Set exercise>
Copy the cage thread from "As for the cage" to "home depot/lowes/wal-mart, etc?", substituting "enclosure" for "cage".

Given passage>
How long do they/would they last?

As for the cage http://www.ferretdepot.com/Merchant...&Category_Code=3SuperPetHomes&Product_Count=7

I have read the ferret-y reviews. And I was looking and thinking about the bar spacing, and would would be best to cover it with? Or what if the shelfs break? Is there anyway I could buy it at home depot/lowes/wal-mart, etc?


----------



## Mana (Apr 22, 2007)

I'm not sure about the furniture, but I do know some people have cat/ferret things in their rat rooms. I would love to get some myself ^_^

I used to have that cage, and it was a huge PITA! The doors are tiny, and it's so hard to clean. The ramps are very flimsy, and the clips to attach them to the shelves break easily. The gutters around each of the shelves get pee build ups really fast, and it's hard to find a way to attach fabric to them. A couple of side doors of mine were really hard to open, and one opened so easily I had to keep it closed with twist ties. At first I liked being able to completely change the set-up each time, but the shelves are really annoying to move around. It's a big cage, but just the way it's put together I felt like there wasn't a lot of room for extra stuff like hammocks and toys.

I wouldn't recommend it, personally. I sold mine and put the money towards a FN ^_^


----------



## Hatchet_Chick (Sep 4, 2008)

O___O; Ooh. Dang that sucks.


I'm getting it from this lady for a chair and some clothes and whateverI can through in..O__O''; Woops.


----------



## mishasmom (Jul 21, 2008)

I had a similar cage and now it sits in my driveway as it was a major pain to clean.


----------



## Mana (Apr 22, 2007)

I'd say if you're going to need to cover it with hardware cloth, and it's not free, it's not worth it.

I got mine for free and my male rat lived in it before and for a few weeks after he was neutered. (I put my girls in there for a day, but some of them liked to squeeze out between the bars, climb around for a while, and then squeeze back in :roll: ) Even with just one rat, it was still a hassle and I was glad to get rid of it, even though they all had to live in a smaller cage for a while before the FN arrived.


----------



## Hatchet_Chick (Sep 4, 2008)

Mana said:


> I'd say if you're going to need to cover it with hardware cloth, and it's not free, it's not worth it.
> 
> (I put my girls in there for a day, but some of them liked to squeeze out between the bars, climb around for a while, and then squeeze back in :roll: ) .


ROFL!!
Sounds like Cricket!! Hmm. Would boys be able to squish through it? I have young boys now and they're deff. to small to be in the cage.

Thanks guys! I appreciate the feedback.


----------

Information shown>
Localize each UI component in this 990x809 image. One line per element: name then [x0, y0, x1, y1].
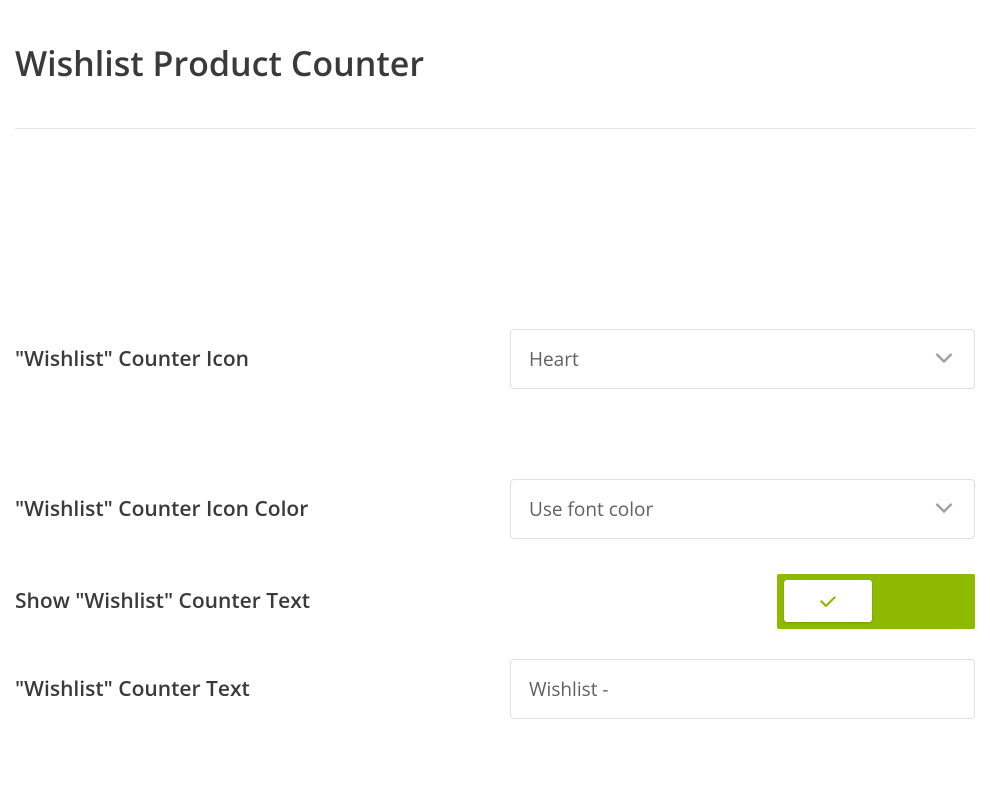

Reply>
As for the enclosure http://www.ferretdepot.com/Merchant...&Category_Code=3SuperPetHomes&Product_Count=7

I have read the ferret-y reviews. And I was looking and thinking about the bar spacing, and would would be best to cover it with? Or what if the shelfs break? Is there anyway I could buy it at home depot/lowes/wal-mart, etc?